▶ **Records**

──────────────────────────────

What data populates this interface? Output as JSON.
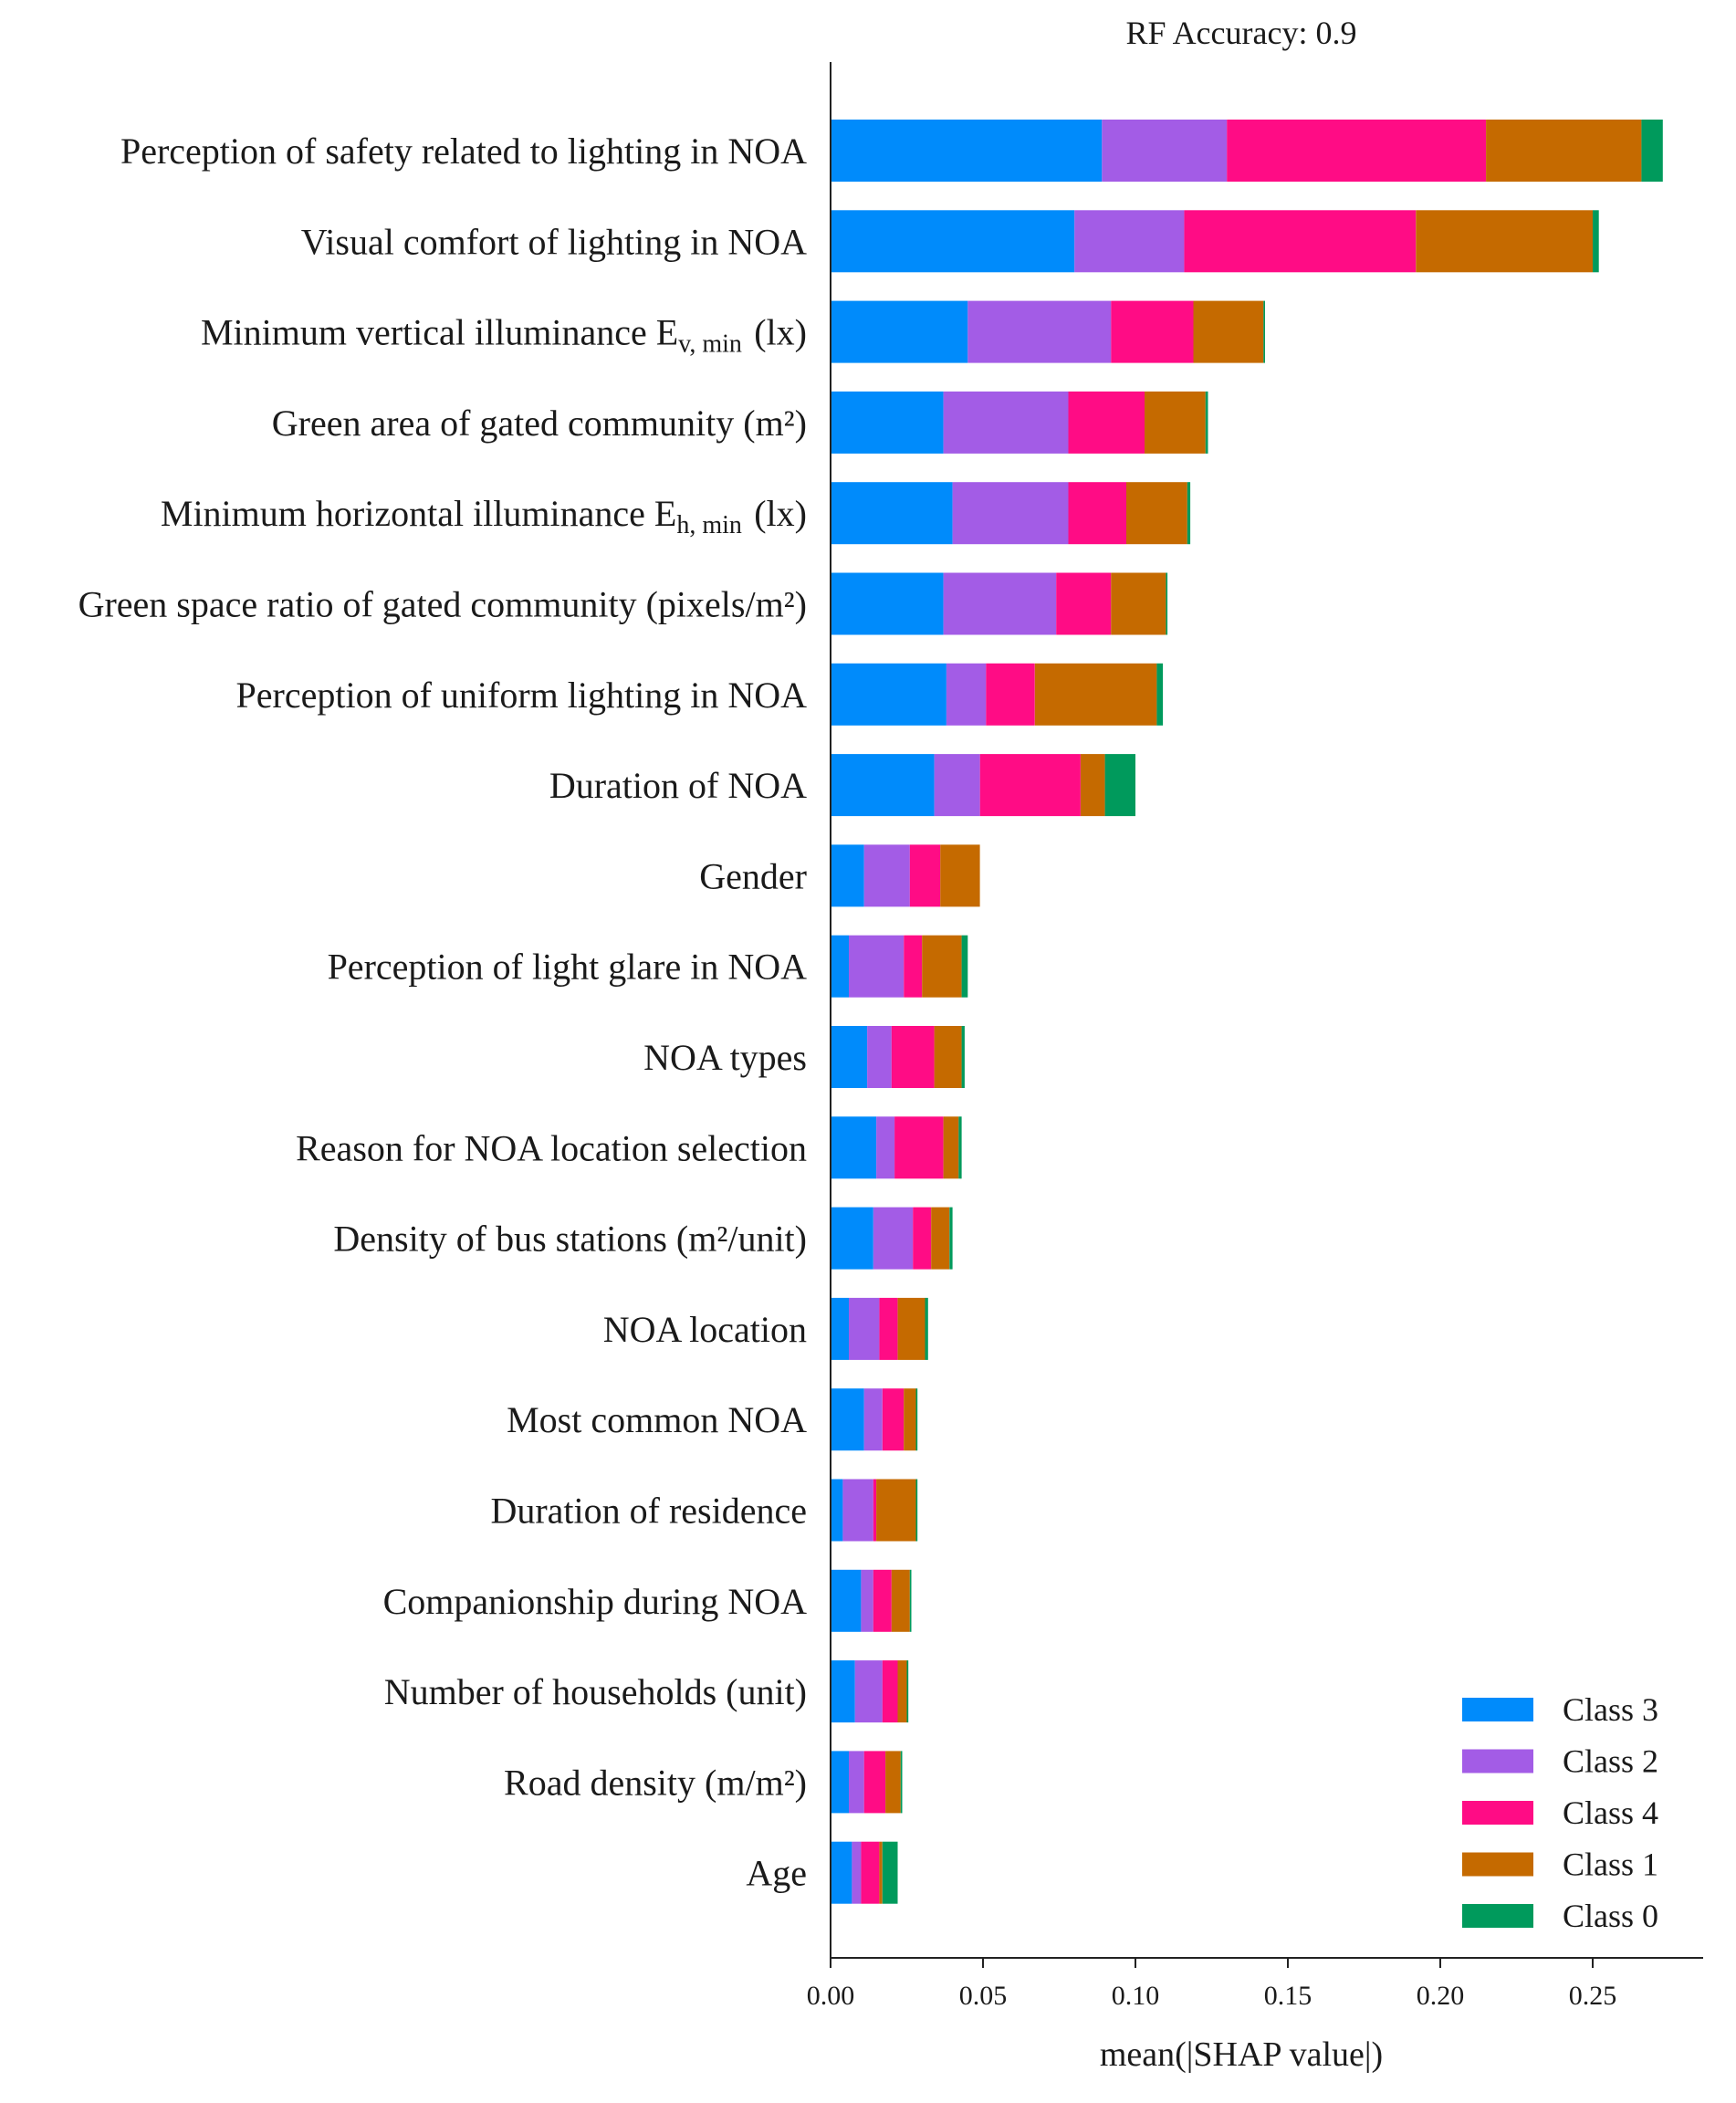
{
  "chart_data": {
    "type": "bar",
    "stacked": true,
    "orientation": "horizontal",
    "title": "RF Accuracy: 0.9",
    "xlabel": "mean(|SHAP value|)",
    "ylabel": "",
    "xlim": [
      0,
      0.28
    ],
    "xticks": [
      "0.00",
      "0.05",
      "0.10",
      "0.15",
      "0.20",
      "0.25"
    ],
    "grid": false,
    "legend_position": "bottom-right",
    "categories": [
      "Perception of safety related to lighting in NOA",
      "Visual comfort of lighting in NOA",
      "Minimum vertical illuminance E_{v, min} (lx)",
      "Green area of gated community (m²)",
      "Minimum horizontal illuminance E_{h, min} (lx)",
      "Green space ratio of gated community (pixels/m²)",
      "Perception of uniform lighting in NOA",
      "Duration of NOA",
      "Gender",
      "Perception of light glare in NOA",
      "NOA types",
      "Reason for NOA location selection",
      "Density of bus stations (m²/unit)",
      "NOA location",
      "Most common  NOA",
      "Duration of residence",
      "Companionship during NOA",
      "Number of households (unit)",
      "Road density (m/m²)",
      "Age"
    ],
    "series": [
      {
        "name": "Class 3",
        "color": "#008bfb",
        "values": [
          0.089,
          0.08,
          0.045,
          0.037,
          0.04,
          0.037,
          0.038,
          0.034,
          0.011,
          0.006,
          0.012,
          0.015,
          0.014,
          0.006,
          0.011,
          0.004,
          0.01,
          0.008,
          0.006,
          0.007
        ]
      },
      {
        "name": "Class 2",
        "color": "#a35ce6",
        "values": [
          0.041,
          0.036,
          0.047,
          0.041,
          0.038,
          0.037,
          0.013,
          0.015,
          0.015,
          0.018,
          0.008,
          0.006,
          0.013,
          0.01,
          0.006,
          0.01,
          0.004,
          0.009,
          0.005,
          0.003
        ]
      },
      {
        "name": "Class 4",
        "color": "#ff0c85",
        "values": [
          0.085,
          0.076,
          0.027,
          0.025,
          0.019,
          0.018,
          0.016,
          0.033,
          0.01,
          0.006,
          0.014,
          0.016,
          0.006,
          0.006,
          0.007,
          0.001,
          0.006,
          0.005,
          0.007,
          0.006
        ]
      },
      {
        "name": "Class 1",
        "color": "#c56a00",
        "values": [
          0.051,
          0.058,
          0.023,
          0.02,
          0.02,
          0.018,
          0.04,
          0.008,
          0.013,
          0.013,
          0.009,
          0.005,
          0.006,
          0.009,
          0.004,
          0.013,
          0.006,
          0.003,
          0.005,
          0.001
        ]
      },
      {
        "name": "Class 0",
        "color": "#009a5c",
        "values": [
          0.007,
          0.002,
          0.0005,
          0.0008,
          0.001,
          0.0005,
          0.002,
          0.01,
          0.0,
          0.002,
          0.001,
          0.001,
          0.001,
          0.001,
          0.0005,
          0.0005,
          0.0005,
          0.0005,
          0.0005,
          0.005
        ]
      }
    ]
  }
}
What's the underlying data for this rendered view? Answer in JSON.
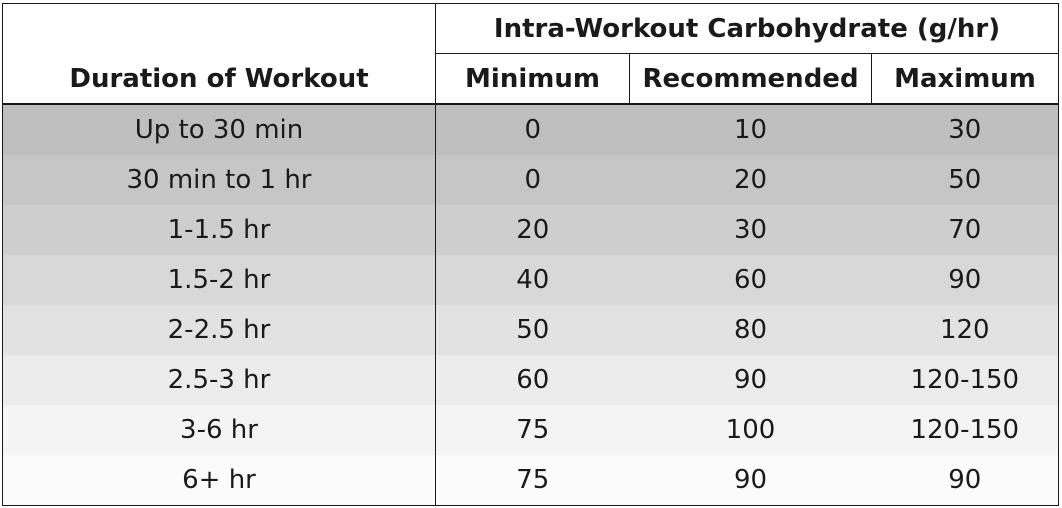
{
  "table": {
    "group_header": "Intra-Workout Carbohydrate (g/hr)",
    "duration_header": "Duration of Workout",
    "columns": [
      "Minimum",
      "Recommended",
      "Maximum"
    ],
    "rows": [
      {
        "duration": "Up to 30 min",
        "min": "0",
        "rec": "10",
        "max": "30",
        "shade": "#bfbfbf"
      },
      {
        "duration": "30 min to 1 hr",
        "min": "0",
        "rec": "20",
        "max": "50",
        "shade": "#c6c6c6"
      },
      {
        "duration": "1-1.5 hr",
        "min": "20",
        "rec": "30",
        "max": "70",
        "shade": "#cecece"
      },
      {
        "duration": "1.5-2 hr",
        "min": "40",
        "rec": "60",
        "max": "90",
        "shade": "#d8d8d8"
      },
      {
        "duration": "2-2.5 hr",
        "min": "50",
        "rec": "80",
        "max": "120",
        "shade": "#e2e2e2"
      },
      {
        "duration": "2.5-3 hr",
        "min": "60",
        "rec": "90",
        "max": "120-150",
        "shade": "#ececec"
      },
      {
        "duration": "3-6 hr",
        "min": "75",
        "rec": "100",
        "max": "120-150",
        "shade": "#f4f4f4"
      },
      {
        "duration": "6+ hr",
        "min": "75",
        "rec": "90",
        "max": "90",
        "shade": "#fbfbfb"
      }
    ]
  }
}
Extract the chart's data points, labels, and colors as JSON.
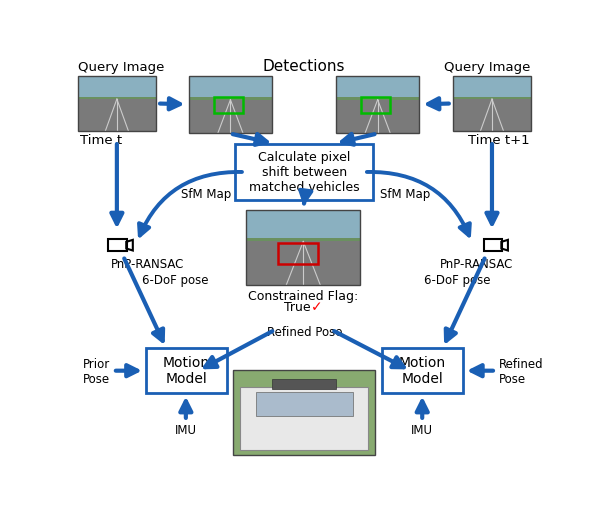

──────────────────────────────

Quote every record above exactly, leaving out any pictures.

▶ **WRITTEN SOLUTION**
What data populates this interface? Output as JSON.
{
  "chart_data": {
    "type": "bar",
    "stacked": true,
    "orientation": "horizontal",
    "title": "RF Accuracy: 0.9",
    "xlabel": "mean(|SHAP value|)",
    "ylabel": "",
    "xlim": [
      0,
      0.28
    ],
    "xticks": [
      "0.00",
      "0.05",
      "0.10",
      "0.15",
      "0.20",
      "0.25"
    ],
    "grid": false,
    "legend_position": "bottom-right",
    "categories": [
      "Perception of safety related to lighting in NOA",
      "Visual comfort of lighting in NOA",
      "Minimum vertical illuminance E_{v, min} (lx)",
      "Green area of gated community (m²)",
      "Minimum horizontal illuminance E_{h, min} (lx)",
      "Green space ratio of gated community (pixels/m²)",
      "Perception of uniform lighting in NOA",
      "Duration of NOA",
      "Gender",
      "Perception of light glare in NOA",
      "NOA types",
      "Reason for NOA location selection",
      "Density of bus stations (m²/unit)",
      "NOA location",
      "Most common  NOA",
      "Duration of residence",
      "Companionship during NOA",
      "Number of households (unit)",
      "Road density (m/m²)",
      "Age"
    ],
    "series": [
      {
        "name": "Class 3",
        "color": "#008bfb",
        "values": [
          0.089,
          0.08,
          0.045,
          0.037,
          0.04,
          0.037,
          0.038,
          0.034,
          0.011,
          0.006,
          0.012,
          0.015,
          0.014,
          0.006,
          0.011,
          0.004,
          0.01,
          0.008,
          0.006,
          0.007
        ]
      },
      {
        "name": "Class 2",
        "color": "#a35ce6",
        "values": [
          0.041,
          0.036,
          0.047,
          0.041,
          0.038,
          0.037,
          0.013,
          0.015,
          0.015,
          0.018,
          0.008,
          0.006,
          0.013,
          0.01,
          0.006,
          0.01,
          0.004,
          0.009,
          0.005,
          0.003
        ]
      },
      {
        "name": "Class 4",
        "color": "#ff0c85",
        "values": [
          0.085,
          0.076,
          0.027,
          0.025,
          0.019,
          0.018,
          0.016,
          0.033,
          0.01,
          0.006,
          0.014,
          0.016,
          0.006,
          0.006,
          0.007,
          0.001,
          0.006,
          0.005,
          0.007,
          0.006
        ]
      },
      {
        "name": "Class 1",
        "color": "#c56a00",
        "values": [
          0.051,
          0.058,
          0.023,
          0.02,
          0.02,
          0.018,
          0.04,
          0.008,
          0.013,
          0.013,
          0.009,
          0.005,
          0.006,
          0.009,
          0.004,
          0.013,
          0.006,
          0.003,
          0.005,
          0.001
        ]
      },
      {
        "name": "Class 0",
        "color": "#009a5c",
        "values": [
          0.007,
          0.002,
          0.0005,
          0.0008,
          0.001,
          0.0005,
          0.002,
          0.01,
          0.0,
          0.002,
          0.001,
          0.001,
          0.001,
          0.001,
          0.0005,
          0.0005,
          0.0005,
          0.0005,
          0.0005,
          0.005
        ]
      }
    ]
  }
}
What's the underlying data for this rendered view? Answer in JSON.
{
  "table": {
    "group_header": "Intra-Workout Carbohydrate (g/hr)",
    "duration_header": "Duration of Workout",
    "columns": [
      "Minimum",
      "Recommended",
      "Maximum"
    ],
    "rows": [
      {
        "duration": "Up to 30 min",
        "min": "0",
        "rec": "10",
        "max": "30",
        "shade": "#bfbfbf"
      },
      {
        "duration": "30 min to 1 hr",
        "min": "0",
        "rec": "20",
        "max": "50",
        "shade": "#c6c6c6"
      },
      {
        "duration": "1-1.5 hr",
        "min": "20",
        "rec": "30",
        "max": "70",
        "shade": "#cecece"
      },
      {
        "duration": "1.5-2 hr",
        "min": "40",
        "rec": "60",
        "max": "90",
        "shade": "#d8d8d8"
      },
      {
        "duration": "2-2.5 hr",
        "min": "50",
        "rec": "80",
        "max": "120",
        "shade": "#e2e2e2"
      },
      {
        "duration": "2.5-3 hr",
        "min": "60",
        "rec": "90",
        "max": "120-150",
        "shade": "#ececec"
      },
      {
        "duration": "3-6 hr",
        "min": "75",
        "rec": "100",
        "max": "120-150",
        "shade": "#f4f4f4"
      },
      {
        "duration": "6+ hr",
        "min": "75",
        "rec": "90",
        "max": "90",
        "shade": "#fbfbfb"
      }
    ]
  }
}
Extract the chart's data points, labels, and colors as JSON.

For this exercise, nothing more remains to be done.